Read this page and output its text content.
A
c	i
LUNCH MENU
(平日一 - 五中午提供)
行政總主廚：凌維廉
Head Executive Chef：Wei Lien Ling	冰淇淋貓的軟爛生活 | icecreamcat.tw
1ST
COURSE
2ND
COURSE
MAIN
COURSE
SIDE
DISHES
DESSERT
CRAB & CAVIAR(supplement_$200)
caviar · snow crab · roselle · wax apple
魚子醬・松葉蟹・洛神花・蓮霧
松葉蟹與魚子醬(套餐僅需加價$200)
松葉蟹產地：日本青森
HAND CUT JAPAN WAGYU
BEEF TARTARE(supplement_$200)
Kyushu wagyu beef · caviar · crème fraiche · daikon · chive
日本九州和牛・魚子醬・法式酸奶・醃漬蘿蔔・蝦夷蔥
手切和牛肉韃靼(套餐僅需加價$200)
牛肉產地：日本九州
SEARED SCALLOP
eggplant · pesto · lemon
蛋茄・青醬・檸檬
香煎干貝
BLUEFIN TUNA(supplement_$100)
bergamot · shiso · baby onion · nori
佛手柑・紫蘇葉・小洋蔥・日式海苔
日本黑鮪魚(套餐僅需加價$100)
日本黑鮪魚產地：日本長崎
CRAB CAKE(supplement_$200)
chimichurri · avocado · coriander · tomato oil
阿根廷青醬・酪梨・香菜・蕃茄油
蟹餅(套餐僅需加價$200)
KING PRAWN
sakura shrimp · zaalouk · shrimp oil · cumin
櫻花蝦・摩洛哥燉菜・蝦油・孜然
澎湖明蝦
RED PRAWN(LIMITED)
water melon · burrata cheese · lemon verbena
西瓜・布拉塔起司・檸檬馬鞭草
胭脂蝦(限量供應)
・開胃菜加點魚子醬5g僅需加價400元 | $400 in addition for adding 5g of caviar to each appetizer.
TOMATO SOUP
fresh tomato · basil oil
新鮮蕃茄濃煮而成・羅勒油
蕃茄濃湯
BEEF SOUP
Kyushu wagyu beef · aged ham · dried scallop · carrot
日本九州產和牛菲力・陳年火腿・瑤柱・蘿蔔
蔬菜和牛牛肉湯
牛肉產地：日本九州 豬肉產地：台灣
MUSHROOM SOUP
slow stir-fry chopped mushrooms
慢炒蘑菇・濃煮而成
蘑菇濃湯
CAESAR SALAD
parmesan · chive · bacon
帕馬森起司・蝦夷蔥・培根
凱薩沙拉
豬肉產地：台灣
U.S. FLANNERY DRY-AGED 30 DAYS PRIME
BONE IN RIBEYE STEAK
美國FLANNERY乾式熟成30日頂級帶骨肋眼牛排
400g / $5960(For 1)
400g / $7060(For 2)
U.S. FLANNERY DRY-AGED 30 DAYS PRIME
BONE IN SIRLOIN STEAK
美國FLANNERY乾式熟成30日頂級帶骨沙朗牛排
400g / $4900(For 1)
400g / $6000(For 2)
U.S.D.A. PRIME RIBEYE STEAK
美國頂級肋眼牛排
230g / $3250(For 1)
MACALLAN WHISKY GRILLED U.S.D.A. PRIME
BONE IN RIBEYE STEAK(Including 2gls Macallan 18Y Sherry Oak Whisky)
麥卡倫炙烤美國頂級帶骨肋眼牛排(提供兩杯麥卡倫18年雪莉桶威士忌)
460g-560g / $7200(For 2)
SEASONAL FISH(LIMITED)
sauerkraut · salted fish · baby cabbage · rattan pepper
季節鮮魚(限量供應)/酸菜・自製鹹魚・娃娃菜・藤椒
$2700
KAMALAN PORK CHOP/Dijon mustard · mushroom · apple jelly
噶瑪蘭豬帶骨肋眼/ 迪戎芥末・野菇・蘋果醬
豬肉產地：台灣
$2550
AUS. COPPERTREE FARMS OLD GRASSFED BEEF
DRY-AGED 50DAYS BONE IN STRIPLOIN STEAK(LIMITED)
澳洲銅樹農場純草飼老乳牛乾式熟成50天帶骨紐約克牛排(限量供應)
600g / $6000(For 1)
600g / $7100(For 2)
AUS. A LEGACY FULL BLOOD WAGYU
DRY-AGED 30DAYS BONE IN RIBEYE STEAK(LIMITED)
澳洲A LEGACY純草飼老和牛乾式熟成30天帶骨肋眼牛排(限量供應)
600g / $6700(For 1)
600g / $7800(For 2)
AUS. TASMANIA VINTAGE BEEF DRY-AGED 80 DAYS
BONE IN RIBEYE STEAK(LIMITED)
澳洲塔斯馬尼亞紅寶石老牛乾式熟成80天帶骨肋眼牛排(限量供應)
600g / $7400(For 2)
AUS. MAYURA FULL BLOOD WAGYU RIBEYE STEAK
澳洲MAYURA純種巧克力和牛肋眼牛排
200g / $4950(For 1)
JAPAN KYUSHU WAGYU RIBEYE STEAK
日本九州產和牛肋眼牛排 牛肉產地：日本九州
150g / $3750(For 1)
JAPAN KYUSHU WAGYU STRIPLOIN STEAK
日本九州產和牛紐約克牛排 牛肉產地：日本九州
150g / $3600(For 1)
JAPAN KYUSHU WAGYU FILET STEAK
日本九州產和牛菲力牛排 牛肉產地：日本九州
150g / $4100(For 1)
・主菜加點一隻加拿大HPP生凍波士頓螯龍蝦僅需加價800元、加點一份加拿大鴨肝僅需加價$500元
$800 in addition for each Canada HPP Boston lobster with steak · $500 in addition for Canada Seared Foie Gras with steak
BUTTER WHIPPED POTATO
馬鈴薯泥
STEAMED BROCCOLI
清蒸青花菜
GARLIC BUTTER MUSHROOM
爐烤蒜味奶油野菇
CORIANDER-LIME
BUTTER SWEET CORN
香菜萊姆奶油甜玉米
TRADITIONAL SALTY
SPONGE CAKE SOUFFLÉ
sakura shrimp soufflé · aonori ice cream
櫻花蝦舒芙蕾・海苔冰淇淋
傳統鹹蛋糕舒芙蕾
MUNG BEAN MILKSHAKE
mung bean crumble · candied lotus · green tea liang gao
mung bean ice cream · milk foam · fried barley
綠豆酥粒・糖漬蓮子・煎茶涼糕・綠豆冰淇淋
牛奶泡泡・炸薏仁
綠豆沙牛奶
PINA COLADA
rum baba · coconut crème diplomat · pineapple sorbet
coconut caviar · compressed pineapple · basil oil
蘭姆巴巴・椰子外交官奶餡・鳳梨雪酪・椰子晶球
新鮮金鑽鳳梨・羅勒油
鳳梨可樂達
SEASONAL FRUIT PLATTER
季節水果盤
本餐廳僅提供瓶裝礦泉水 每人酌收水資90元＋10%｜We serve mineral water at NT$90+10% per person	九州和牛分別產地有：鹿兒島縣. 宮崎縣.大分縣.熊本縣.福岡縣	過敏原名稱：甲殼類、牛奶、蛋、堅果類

Job = Search the data for the word "water" and copy each line where it appears.

Written answer =
water melon · burrata cheese · lemon verbena
本餐廳僅提供瓶裝礦泉水 每人酌收水資90元＋10%｜We serve mineral water at NT$90+10% per person	九州和牛分別產地有：鹿兒島縣. 宮崎縣.大分縣.熊本縣.福岡縣	過敏原名稱：甲殼類、牛奶、蛋、堅果類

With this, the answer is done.